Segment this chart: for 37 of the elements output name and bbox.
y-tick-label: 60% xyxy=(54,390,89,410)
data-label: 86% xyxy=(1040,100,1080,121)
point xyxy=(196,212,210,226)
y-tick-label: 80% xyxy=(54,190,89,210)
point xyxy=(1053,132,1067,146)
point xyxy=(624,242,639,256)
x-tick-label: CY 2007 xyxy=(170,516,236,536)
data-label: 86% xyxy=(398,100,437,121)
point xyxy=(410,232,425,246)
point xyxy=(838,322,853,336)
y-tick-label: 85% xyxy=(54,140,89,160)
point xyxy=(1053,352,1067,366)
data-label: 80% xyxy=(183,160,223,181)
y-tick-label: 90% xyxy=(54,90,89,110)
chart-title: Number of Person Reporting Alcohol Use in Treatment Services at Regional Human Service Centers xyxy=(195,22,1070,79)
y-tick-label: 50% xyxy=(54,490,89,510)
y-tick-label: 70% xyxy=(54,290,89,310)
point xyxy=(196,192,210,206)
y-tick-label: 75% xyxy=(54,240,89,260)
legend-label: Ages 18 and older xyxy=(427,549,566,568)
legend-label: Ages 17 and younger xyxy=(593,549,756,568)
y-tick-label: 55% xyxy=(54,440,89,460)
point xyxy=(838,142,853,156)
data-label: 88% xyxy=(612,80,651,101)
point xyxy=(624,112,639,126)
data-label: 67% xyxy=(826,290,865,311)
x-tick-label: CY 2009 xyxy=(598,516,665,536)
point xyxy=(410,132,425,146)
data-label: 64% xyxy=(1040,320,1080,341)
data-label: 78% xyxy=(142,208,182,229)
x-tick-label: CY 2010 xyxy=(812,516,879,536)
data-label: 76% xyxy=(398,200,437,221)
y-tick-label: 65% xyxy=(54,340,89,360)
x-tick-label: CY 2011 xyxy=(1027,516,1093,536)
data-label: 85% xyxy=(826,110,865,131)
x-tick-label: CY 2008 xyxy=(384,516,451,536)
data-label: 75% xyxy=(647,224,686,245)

GIVEN PROBLEM
Copy all of the records above line for line, without changing anything.

SOLUTION FOR THIS TASK
Segment this chart: for 37 of the elements output name and bbox.
y-tick-label: 60% xyxy=(54,390,89,410)
data-label: 86% xyxy=(1040,100,1080,121)
point xyxy=(196,212,210,226)
y-tick-label: 80% xyxy=(54,190,89,210)
point xyxy=(1053,132,1067,146)
point xyxy=(624,242,639,256)
x-tick-label: CY 2007 xyxy=(170,516,236,536)
data-label: 86% xyxy=(398,100,437,121)
point xyxy=(410,232,425,246)
point xyxy=(838,322,853,336)
y-tick-label: 85% xyxy=(54,140,89,160)
point xyxy=(1053,352,1067,366)
data-label: 80% xyxy=(183,160,223,181)
y-tick-label: 90% xyxy=(54,90,89,110)
chart-title: Number of Person Reporting Alcohol Use in Treatment Services at Regional Human Service Centers xyxy=(195,22,1070,79)
y-tick-label: 50% xyxy=(54,490,89,510)
y-tick-label: 70% xyxy=(54,290,89,310)
point xyxy=(196,192,210,206)
y-tick-label: 75% xyxy=(54,240,89,260)
legend-label: Ages 18 and older xyxy=(427,549,566,568)
legend-label: Ages 17 and younger xyxy=(593,549,756,568)
y-tick-label: 55% xyxy=(54,440,89,460)
point xyxy=(838,142,853,156)
data-label: 88% xyxy=(612,80,651,101)
point xyxy=(624,112,639,126)
data-label: 67% xyxy=(826,290,865,311)
x-tick-label: CY 2009 xyxy=(598,516,665,536)
point xyxy=(410,132,425,146)
data-label: 64% xyxy=(1040,320,1080,341)
data-label: 78% xyxy=(142,208,182,229)
x-tick-label: CY 2010 xyxy=(812,516,879,536)
data-label: 76% xyxy=(398,200,437,221)
y-tick-label: 65% xyxy=(54,340,89,360)
x-tick-label: CY 2011 xyxy=(1027,516,1093,536)
data-label: 85% xyxy=(826,110,865,131)
x-tick-label: CY 2008 xyxy=(384,516,451,536)
data-label: 75% xyxy=(647,224,686,245)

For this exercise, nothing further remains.